### GIVEN INFORMATION
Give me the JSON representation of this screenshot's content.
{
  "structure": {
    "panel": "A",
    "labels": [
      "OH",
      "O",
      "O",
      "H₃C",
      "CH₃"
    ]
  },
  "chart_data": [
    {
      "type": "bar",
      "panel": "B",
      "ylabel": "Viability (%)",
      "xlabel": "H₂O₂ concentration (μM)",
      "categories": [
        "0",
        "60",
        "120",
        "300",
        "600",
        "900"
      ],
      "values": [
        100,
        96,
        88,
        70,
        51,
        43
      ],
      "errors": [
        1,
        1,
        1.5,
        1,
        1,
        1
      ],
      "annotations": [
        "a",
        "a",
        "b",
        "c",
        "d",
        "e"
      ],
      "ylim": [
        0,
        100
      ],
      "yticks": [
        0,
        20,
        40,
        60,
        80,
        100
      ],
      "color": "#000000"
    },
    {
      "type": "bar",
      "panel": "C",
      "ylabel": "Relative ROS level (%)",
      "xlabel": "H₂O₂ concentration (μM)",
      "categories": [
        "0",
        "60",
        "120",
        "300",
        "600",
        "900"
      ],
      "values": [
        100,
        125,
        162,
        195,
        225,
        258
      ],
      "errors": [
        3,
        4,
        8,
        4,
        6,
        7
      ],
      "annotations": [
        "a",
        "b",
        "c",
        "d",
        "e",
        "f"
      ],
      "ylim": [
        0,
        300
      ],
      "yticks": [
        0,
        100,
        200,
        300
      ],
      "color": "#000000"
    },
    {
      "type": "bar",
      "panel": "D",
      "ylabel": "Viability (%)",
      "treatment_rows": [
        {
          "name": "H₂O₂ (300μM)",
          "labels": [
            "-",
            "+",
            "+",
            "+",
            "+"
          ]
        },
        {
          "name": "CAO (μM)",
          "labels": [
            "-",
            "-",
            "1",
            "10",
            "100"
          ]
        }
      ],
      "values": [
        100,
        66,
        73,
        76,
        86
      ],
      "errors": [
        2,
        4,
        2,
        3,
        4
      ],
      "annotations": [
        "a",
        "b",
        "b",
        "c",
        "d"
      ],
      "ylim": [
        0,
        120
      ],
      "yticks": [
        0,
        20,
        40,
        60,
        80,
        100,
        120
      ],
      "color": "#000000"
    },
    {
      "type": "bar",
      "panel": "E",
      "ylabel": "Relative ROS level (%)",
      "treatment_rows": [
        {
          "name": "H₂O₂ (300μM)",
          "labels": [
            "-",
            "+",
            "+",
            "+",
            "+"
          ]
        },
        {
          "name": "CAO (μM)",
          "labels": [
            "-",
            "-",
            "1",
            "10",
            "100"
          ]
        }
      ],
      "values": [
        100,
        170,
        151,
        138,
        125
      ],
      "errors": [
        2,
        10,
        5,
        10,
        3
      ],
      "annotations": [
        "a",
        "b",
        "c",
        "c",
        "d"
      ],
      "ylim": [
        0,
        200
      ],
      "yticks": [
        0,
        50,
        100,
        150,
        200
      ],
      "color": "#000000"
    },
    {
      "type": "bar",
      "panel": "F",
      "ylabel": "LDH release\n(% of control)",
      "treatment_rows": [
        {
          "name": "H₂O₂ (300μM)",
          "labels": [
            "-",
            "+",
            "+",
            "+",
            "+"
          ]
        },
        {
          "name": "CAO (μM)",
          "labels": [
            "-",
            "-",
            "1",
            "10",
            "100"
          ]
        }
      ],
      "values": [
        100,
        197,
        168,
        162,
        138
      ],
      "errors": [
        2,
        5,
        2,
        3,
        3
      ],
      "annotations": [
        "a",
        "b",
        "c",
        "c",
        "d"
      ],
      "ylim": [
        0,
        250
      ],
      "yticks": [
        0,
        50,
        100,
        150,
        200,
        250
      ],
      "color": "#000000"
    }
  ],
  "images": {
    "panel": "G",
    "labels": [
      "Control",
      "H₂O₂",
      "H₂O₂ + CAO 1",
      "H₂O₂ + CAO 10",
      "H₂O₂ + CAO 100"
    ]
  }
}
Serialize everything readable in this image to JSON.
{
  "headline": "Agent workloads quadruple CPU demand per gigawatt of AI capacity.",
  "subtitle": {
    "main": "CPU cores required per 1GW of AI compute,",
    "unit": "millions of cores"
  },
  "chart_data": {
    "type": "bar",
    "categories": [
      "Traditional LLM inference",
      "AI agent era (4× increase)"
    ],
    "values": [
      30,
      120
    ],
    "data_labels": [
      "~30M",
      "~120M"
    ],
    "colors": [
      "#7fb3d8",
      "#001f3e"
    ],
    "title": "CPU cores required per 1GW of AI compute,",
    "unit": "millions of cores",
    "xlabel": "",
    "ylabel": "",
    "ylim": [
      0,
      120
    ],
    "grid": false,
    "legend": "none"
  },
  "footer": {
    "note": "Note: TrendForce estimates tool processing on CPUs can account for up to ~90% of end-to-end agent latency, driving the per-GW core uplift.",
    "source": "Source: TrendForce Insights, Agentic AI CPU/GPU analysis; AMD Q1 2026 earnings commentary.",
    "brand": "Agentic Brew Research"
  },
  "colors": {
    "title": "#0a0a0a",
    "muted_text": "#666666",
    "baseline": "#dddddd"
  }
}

### TASK INSTRUCTIONS
Once more, set down the full listing, verbatim.

### SOLVED EXERCISE
Give me the JSON representation of this screenshot's content.
{
  "structure": {
    "panel": "A",
    "labels": [
      "OH",
      "O",
      "O",
      "H₃C",
      "CH₃"
    ]
  },
  "chart_data": [
    {
      "type": "bar",
      "panel": "B",
      "ylabel": "Viability (%)",
      "xlabel": "H₂O₂ concentration (μM)",
      "categories": [
        "0",
        "60",
        "120",
        "300",
        "600",
        "900"
      ],
      "values": [
        100,
        96,
        88,
        70,
        51,
        43
      ],
      "errors": [
        1,
        1,
        1.5,
        1,
        1,
        1
      ],
      "annotations": [
        "a",
        "a",
        "b",
        "c",
        "d",
        "e"
      ],
      "ylim": [
        0,
        100
      ],
      "yticks": [
        0,
        20,
        40,
        60,
        80,
        100
      ],
      "color": "#000000"
    },
    {
      "type": "bar",
      "panel": "C",
      "ylabel": "Relative ROS level (%)",
      "xlabel": "H₂O₂ concentration (μM)",
      "categories": [
        "0",
        "60",
        "120",
        "300",
        "600",
        "900"
      ],
      "values": [
        100,
        125,
        162,
        195,
        225,
        258
      ],
      "errors": [
        3,
        4,
        8,
        4,
        6,
        7
      ],
      "annotations": [
        "a",
        "b",
        "c",
        "d",
        "e",
        "f"
      ],
      "ylim": [
        0,
        300
      ],
      "yticks": [
        0,
        100,
        200,
        300
      ],
      "color": "#000000"
    },
    {
      "type": "bar",
      "panel": "D",
      "ylabel": "Viability (%)",
      "treatment_rows": [
        {
          "name": "H₂O₂ (300μM)",
          "labels": [
            "-",
            "+",
            "+",
            "+",
            "+"
          ]
        },
        {
          "name": "CAO (μM)",
          "labels": [
            "-",
            "-",
            "1",
            "10",
            "100"
          ]
        }
      ],
      "values": [
        100,
        66,
        73,
        76,
        86
      ],
      "errors": [
        2,
        4,
        2,
        3,
        4
      ],
      "annotations": [
        "a",
        "b",
        "b",
        "c",
        "d"
      ],
      "ylim": [
        0,
        120
      ],
      "yticks": [
        0,
        20,
        40,
        60,
        80,
        100,
        120
      ],
      "color": "#000000"
    },
    {
      "type": "bar",
      "panel": "E",
      "ylabel": "Relative ROS level (%)",
      "treatment_rows": [
        {
          "name": "H₂O₂ (300μM)",
          "labels": [
            "-",
            "+",
            "+",
            "+",
            "+"
          ]
        },
        {
          "name": "CAO (μM)",
          "labels": [
            "-",
            "-",
            "1",
            "10",
            "100"
          ]
        }
      ],
      "values": [
        100,
        170,
        151,
        138,
        125
      ],
      "errors": [
        2,
        10,
        5,
        10,
        3
      ],
      "annotations": [
        "a",
        "b",
        "c",
        "c",
        "d"
      ],
      "ylim": [
        0,
        200
      ],
      "yticks": [
        0,
        50,
        100,
        150,
        200
      ],
      "color": "#000000"
    },
    {
      "type": "bar",
      "panel": "F",
      "ylabel": "LDH release\n(% of control)",
      "treatment_rows": [
        {
          "name": "H₂O₂ (300μM)",
          "labels": [
            "-",
            "+",
            "+",
            "+",
            "+"
          ]
        },
        {
          "name": "CAO (μM)",
          "labels": [
            "-",
            "-",
            "1",
            "10",
            "100"
          ]
        }
      ],
      "values": [
        100,
        197,
        168,
        162,
        138
      ],
      "errors": [
        2,
        5,
        2,
        3,
        3
      ],
      "annotations": [
        "a",
        "b",
        "c",
        "c",
        "d"
      ],
      "ylim": [
        0,
        250
      ],
      "yticks": [
        0,
        50,
        100,
        150,
        200,
        250
      ],
      "color": "#000000"
    }
  ],
  "images": {
    "panel": "G",
    "labels": [
      "Control",
      "H₂O₂",
      "H₂O₂ + CAO 1",
      "H₂O₂ + CAO 10",
      "H₂O₂ + CAO 100"
    ]
  }
}
Serialize everything readable in this image to JSON.
{
  "headline": "Agent workloads quadruple CPU demand per gigawatt of AI capacity.",
  "subtitle": {
    "main": "CPU cores required per 1GW of AI compute,",
    "unit": "millions of cores"
  },
  "chart_data": {
    "type": "bar",
    "categories": [
      "Traditional LLM inference",
      "AI agent era (4× increase)"
    ],
    "values": [
      30,
      120
    ],
    "data_labels": [
      "~30M",
      "~120M"
    ],
    "colors": [
      "#7fb3d8",
      "#001f3e"
    ],
    "title": "CPU cores required per 1GW of AI compute,",
    "unit": "millions of cores",
    "xlabel": "",
    "ylabel": "",
    "ylim": [
      0,
      120
    ],
    "grid": false,
    "legend": "none"
  },
  "footer": {
    "note": "Note: TrendForce estimates tool processing on CPUs can account for up to ~90% of end-to-end agent latency, driving the per-GW core uplift.",
    "source": "Source: TrendForce Insights, Agentic AI CPU/GPU analysis; AMD Q1 2026 earnings commentary.",
    "brand": "Agentic Brew Research"
  },
  "colors": {
    "title": "#0a0a0a",
    "muted_text": "#666666",
    "baseline": "#dddddd"
  }
}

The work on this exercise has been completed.